Description of the task »
Every entry that follows needs to be repeated exactly.

— start —

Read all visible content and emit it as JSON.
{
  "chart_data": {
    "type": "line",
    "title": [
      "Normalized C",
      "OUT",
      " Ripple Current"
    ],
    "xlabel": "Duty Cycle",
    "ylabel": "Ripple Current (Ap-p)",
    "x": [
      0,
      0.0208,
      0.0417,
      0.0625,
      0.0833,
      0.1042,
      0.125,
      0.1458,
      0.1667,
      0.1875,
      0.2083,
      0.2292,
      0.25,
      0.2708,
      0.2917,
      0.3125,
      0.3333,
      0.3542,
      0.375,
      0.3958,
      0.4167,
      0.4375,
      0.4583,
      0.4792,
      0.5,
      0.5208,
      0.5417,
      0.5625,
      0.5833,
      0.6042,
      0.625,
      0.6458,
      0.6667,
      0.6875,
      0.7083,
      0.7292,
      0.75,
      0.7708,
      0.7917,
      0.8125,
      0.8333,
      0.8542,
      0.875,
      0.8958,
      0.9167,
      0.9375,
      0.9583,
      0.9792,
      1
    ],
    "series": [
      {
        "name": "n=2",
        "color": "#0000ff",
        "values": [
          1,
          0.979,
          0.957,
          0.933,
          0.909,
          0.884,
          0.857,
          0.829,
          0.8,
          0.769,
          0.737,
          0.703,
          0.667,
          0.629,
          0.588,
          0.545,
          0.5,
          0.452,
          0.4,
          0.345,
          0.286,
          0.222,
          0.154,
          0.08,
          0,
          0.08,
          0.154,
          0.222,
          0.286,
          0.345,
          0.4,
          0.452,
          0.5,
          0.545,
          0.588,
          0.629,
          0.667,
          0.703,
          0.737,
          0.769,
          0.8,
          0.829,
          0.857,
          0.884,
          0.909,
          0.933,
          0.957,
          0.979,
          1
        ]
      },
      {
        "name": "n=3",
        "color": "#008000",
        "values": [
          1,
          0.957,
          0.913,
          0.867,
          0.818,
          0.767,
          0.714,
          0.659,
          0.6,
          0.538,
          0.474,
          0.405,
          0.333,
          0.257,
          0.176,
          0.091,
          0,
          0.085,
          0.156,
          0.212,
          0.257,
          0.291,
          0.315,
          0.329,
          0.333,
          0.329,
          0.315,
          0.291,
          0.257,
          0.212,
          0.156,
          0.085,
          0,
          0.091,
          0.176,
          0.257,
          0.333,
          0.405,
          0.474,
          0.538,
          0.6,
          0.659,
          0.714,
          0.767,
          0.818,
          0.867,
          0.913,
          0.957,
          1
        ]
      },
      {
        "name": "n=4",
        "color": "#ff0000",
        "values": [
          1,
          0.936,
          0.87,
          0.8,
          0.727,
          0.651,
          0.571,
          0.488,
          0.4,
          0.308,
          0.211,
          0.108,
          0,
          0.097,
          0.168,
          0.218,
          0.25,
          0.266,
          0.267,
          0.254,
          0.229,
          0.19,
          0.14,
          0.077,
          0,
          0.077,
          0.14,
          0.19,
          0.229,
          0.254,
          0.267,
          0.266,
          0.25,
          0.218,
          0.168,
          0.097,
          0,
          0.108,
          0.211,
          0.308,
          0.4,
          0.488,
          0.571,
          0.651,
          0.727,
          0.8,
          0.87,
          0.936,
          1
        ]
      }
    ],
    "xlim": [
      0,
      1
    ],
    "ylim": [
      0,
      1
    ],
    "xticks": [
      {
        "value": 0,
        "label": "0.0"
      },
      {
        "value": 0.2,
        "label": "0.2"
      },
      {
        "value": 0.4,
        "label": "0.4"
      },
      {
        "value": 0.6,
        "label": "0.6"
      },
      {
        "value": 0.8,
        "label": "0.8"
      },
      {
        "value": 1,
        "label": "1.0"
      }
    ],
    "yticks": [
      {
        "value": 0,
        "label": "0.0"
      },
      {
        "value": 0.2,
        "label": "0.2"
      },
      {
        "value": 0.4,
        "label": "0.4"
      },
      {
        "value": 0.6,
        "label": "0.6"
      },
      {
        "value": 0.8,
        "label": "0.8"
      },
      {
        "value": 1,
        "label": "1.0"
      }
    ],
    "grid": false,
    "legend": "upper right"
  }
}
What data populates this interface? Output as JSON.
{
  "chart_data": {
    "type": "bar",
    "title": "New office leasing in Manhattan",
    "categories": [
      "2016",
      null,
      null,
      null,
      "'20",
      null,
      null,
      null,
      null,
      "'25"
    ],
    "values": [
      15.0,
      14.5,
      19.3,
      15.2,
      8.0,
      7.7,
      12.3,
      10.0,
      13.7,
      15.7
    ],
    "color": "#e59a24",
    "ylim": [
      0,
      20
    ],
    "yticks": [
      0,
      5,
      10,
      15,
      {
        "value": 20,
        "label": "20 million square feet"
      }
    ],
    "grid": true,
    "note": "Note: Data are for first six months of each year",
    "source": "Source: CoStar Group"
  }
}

— end —

Response to the task »
Read all visible content and emit it as JSON.
{
  "chart_data": {
    "type": "line",
    "title": [
      "Normalized C",
      "OUT",
      " Ripple Current"
    ],
    "xlabel": "Duty Cycle",
    "ylabel": "Ripple Current (Ap-p)",
    "x": [
      0,
      0.0208,
      0.0417,
      0.0625,
      0.0833,
      0.1042,
      0.125,
      0.1458,
      0.1667,
      0.1875,
      0.2083,
      0.2292,
      0.25,
      0.2708,
      0.2917,
      0.3125,
      0.3333,
      0.3542,
      0.375,
      0.3958,
      0.4167,
      0.4375,
      0.4583,
      0.4792,
      0.5,
      0.5208,
      0.5417,
      0.5625,
      0.5833,
      0.6042,
      0.625,
      0.6458,
      0.6667,
      0.6875,
      0.7083,
      0.7292,
      0.75,
      0.7708,
      0.7917,
      0.8125,
      0.8333,
      0.8542,
      0.875,
      0.8958,
      0.9167,
      0.9375,
      0.9583,
      0.9792,
      1
    ],
    "series": [
      {
        "name": "n=2",
        "color": "#0000ff",
        "values": [
          1,
          0.979,
          0.957,
          0.933,
          0.909,
          0.884,
          0.857,
          0.829,
          0.8,
          0.769,
          0.737,
          0.703,
          0.667,
          0.629,
          0.588,
          0.545,
          0.5,
          0.452,
          0.4,
          0.345,
          0.286,
          0.222,
          0.154,
          0.08,
          0,
          0.08,
          0.154,
          0.222,
          0.286,
          0.345,
          0.4,
          0.452,
          0.5,
          0.545,
          0.588,
          0.629,
          0.667,
          0.703,
          0.737,
          0.769,
          0.8,
          0.829,
          0.857,
          0.884,
          0.909,
          0.933,
          0.957,
          0.979,
          1
        ]
      },
      {
        "name": "n=3",
        "color": "#008000",
        "values": [
          1,
          0.957,
          0.913,
          0.867,
          0.818,
          0.767,
          0.714,
          0.659,
          0.6,
          0.538,
          0.474,
          0.405,
          0.333,
          0.257,
          0.176,
          0.091,
          0,
          0.085,
          0.156,
          0.212,
          0.257,
          0.291,
          0.315,
          0.329,
          0.333,
          0.329,
          0.315,
          0.291,
          0.257,
          0.212,
          0.156,
          0.085,
          0,
          0.091,
          0.176,
          0.257,
          0.333,
          0.405,
          0.474,
          0.538,
          0.6,
          0.659,
          0.714,
          0.767,
          0.818,
          0.867,
          0.913,
          0.957,
          1
        ]
      },
      {
        "name": "n=4",
        "color": "#ff0000",
        "values": [
          1,
          0.936,
          0.87,
          0.8,
          0.727,
          0.651,
          0.571,
          0.488,
          0.4,
          0.308,
          0.211,
          0.108,
          0,
          0.097,
          0.168,
          0.218,
          0.25,
          0.266,
          0.267,
          0.254,
          0.229,
          0.19,
          0.14,
          0.077,
          0,
          0.077,
          0.14,
          0.19,
          0.229,
          0.254,
          0.267,
          0.266,
          0.25,
          0.218,
          0.168,
          0.097,
          0,
          0.108,
          0.211,
          0.308,
          0.4,
          0.488,
          0.571,
          0.651,
          0.727,
          0.8,
          0.87,
          0.936,
          1
        ]
      }
    ],
    "xlim": [
      0,
      1
    ],
    "ylim": [
      0,
      1
    ],
    "xticks": [
      {
        "value": 0,
        "label": "0.0"
      },
      {
        "value": 0.2,
        "label": "0.2"
      },
      {
        "value": 0.4,
        "label": "0.4"
      },
      {
        "value": 0.6,
        "label": "0.6"
      },
      {
        "value": 0.8,
        "label": "0.8"
      },
      {
        "value": 1,
        "label": "1.0"
      }
    ],
    "yticks": [
      {
        "value": 0,
        "label": "0.0"
      },
      {
        "value": 0.2,
        "label": "0.2"
      },
      {
        "value": 0.4,
        "label": "0.4"
      },
      {
        "value": 0.6,
        "label": "0.6"
      },
      {
        "value": 0.8,
        "label": "0.8"
      },
      {
        "value": 1,
        "label": "1.0"
      }
    ],
    "grid": false,
    "legend": "upper right"
  }
}
What data populates this interface? Output as JSON.
{
  "chart_data": {
    "type": "bar",
    "title": "New office leasing in Manhattan",
    "categories": [
      "2016",
      null,
      null,
      null,
      "'20",
      null,
      null,
      null,
      null,
      "'25"
    ],
    "values": [
      15.0,
      14.5,
      19.3,
      15.2,
      8.0,
      7.7,
      12.3,
      10.0,
      13.7,
      15.7
    ],
    "color": "#e59a24",
    "ylim": [
      0,
      20
    ],
    "yticks": [
      0,
      5,
      10,
      15,
      {
        "value": 20,
        "label": "20 million square feet"
      }
    ],
    "grid": true,
    "note": "Note: Data are for first six months of each year",
    "source": "Source: CoStar Group"
  }
}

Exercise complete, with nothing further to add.